• [TEXTO CITADO]
• • • •

P. Carlos Cardó SJ
Jesús les dijo: "No todo el que me diga: ¡Señor, Señor!, entrará en el reino de Dios, sino el que haga la voluntad de mi Padre del cielo. Así pues, quien escucha estas palabras mías y las pone en práctica se parece a un hombre prudente que construyó su casa sobre roca. Cayó la lluvia, crecieron los ríos, soplaron los vientos y se abatieron sobre la casa; pero no se derrumbó, porque estaba cimentada sobre roca. Quien escucha estas palabras mías y no las pone en práctica se parece a un hombre sin juicio que construyó su casa sobre arena. Cayó la lluvia, crecieron los ríos, soplaron los vientos, golpearon la casa y ésta se derrumbó. Y todo fue un gran desastre".
A sus oyentes, que escuchan sus enseñanzas pero no las ponen en
práctica, Jesús les propone la parábola de dos hombres que construyen su casa de
diferente manera. El primero, considerado “prudente”, edifica firmemente sobre
roca, de modo que cuando vienen las tormentas, las crecidas de los ríos y los
fuertes vientos, la casa resiste por sus buenos cimientos. El segundo en cambio,
es un “necio” que construye en un terreno arenoso, sin las debidas
precauciones, y el resultado es lamentable porque la casa no soporta el embate
de los fenómenos atmosféricos y se viene abajo.

• • • •

Listados de elementos de diseño con sus recuadros
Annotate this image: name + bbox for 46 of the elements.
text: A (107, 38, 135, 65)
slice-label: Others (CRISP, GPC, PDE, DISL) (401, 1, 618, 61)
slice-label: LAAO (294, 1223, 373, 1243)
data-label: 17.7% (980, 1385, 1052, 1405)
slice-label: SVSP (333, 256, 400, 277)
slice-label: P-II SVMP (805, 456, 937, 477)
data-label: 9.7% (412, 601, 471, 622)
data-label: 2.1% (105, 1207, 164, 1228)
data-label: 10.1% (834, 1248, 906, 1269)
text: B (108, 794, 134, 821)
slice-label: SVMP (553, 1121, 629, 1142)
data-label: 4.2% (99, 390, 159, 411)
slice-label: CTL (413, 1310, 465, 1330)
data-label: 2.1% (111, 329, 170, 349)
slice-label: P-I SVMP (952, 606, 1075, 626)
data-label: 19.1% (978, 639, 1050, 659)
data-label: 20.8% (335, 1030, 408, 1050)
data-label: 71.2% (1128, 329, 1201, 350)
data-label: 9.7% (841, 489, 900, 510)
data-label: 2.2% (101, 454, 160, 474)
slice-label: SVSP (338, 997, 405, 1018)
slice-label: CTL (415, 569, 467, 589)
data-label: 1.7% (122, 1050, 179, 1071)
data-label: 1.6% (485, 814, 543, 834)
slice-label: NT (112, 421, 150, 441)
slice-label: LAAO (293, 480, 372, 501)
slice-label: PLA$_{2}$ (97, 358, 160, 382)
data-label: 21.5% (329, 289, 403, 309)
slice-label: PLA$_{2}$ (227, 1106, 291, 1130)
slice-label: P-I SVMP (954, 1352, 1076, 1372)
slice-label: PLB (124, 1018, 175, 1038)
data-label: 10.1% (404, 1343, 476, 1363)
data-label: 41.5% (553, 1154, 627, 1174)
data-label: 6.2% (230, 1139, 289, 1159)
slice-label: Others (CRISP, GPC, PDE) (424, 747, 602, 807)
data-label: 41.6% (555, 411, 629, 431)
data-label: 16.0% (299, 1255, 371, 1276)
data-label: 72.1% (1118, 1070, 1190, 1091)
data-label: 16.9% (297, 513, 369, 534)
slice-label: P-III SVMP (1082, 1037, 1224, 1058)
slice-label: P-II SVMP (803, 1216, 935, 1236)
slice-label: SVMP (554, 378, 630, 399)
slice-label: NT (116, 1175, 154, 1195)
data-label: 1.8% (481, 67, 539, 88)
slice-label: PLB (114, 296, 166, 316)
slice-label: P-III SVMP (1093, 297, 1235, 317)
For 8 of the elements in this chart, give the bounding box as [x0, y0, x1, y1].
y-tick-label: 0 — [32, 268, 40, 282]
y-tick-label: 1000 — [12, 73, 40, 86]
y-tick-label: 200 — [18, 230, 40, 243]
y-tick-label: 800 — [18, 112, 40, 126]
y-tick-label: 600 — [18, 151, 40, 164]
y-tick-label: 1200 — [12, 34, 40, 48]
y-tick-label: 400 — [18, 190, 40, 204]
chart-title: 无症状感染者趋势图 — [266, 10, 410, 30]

• • • •

• [CONSIGNA ESCRITA A]
Según el comentario sobre la parábola de las dos casas, ¿por qué se vino abajo la casa del segundo hombre? Responde en una a tres oraciones.
• [CONSIGNA ESCRITA B]
Enumera las fuerzas que, en las palabras de Jesús citadas en el comentario sobre la parábola de las dos casas, se abatieron sobre la casa.
• [CONSIGNA ESCRITA C]
Continúa el comentario sobre la parábola de las dos casas a partir de su última oración.

• [RESPUESTA FINAL A]
La casa del segundo hombre se vino abajo porque la construyó en un terreno arenoso y sin las debidas precauciones. Por eso no soportó el embate de los fenómenos atmosféricos.

• [RESPUESTA FINAL B]
- La lluvia
- Los ríos crecidos
- Los vientos

• [RESPUESTA FINAL C]
Los valores y enseñanzas de Jesús son el fundamento firme para una
vida bien construida; no tenerlos en cuenta es echarla a perder, “desgracia
grande”.
En la predicación y, sobre todo, en el ejemplo de vida de Jesús se
delinea una ética bien concreta, un modo recto de proceder, que vale tanto para
los cristianos como para toda persona que aspire a forjarse una vida verdaderamente
valiosa para sí y para los demás (Mt
28,19s). Jesús hace ver que para
lograr este proyecto de vida es importante interiorizar los valores, asumirlos
con el corazón, de lo contrario la persona no podrá actuar con convicción
cuando esté sometida a la presión de los propios impulsos, sufra frustraciones
o se vea envuelta por la multitud de “voces” que desde el exterior impactan en
su conciencia y pugnan por dirigir su conducta.
Jesús no busca únicamente que la persona sepa cuál debe ser la
recta ordenación moral de sus actos, sino que aprecie la validez de sus
enseñanzas, ponga en ellas el afecto de su corazón (es decir, procure que
movilicen su afectividad y sus sentimientos) de modo que la muevan desde su
interior, y no como imposiciones externas. Esta persona sabrá discernir en cada
circunstancia cuál ha de ser su modo de proceder y sabrá mantener un estilo de
vida coherente y ejemplar.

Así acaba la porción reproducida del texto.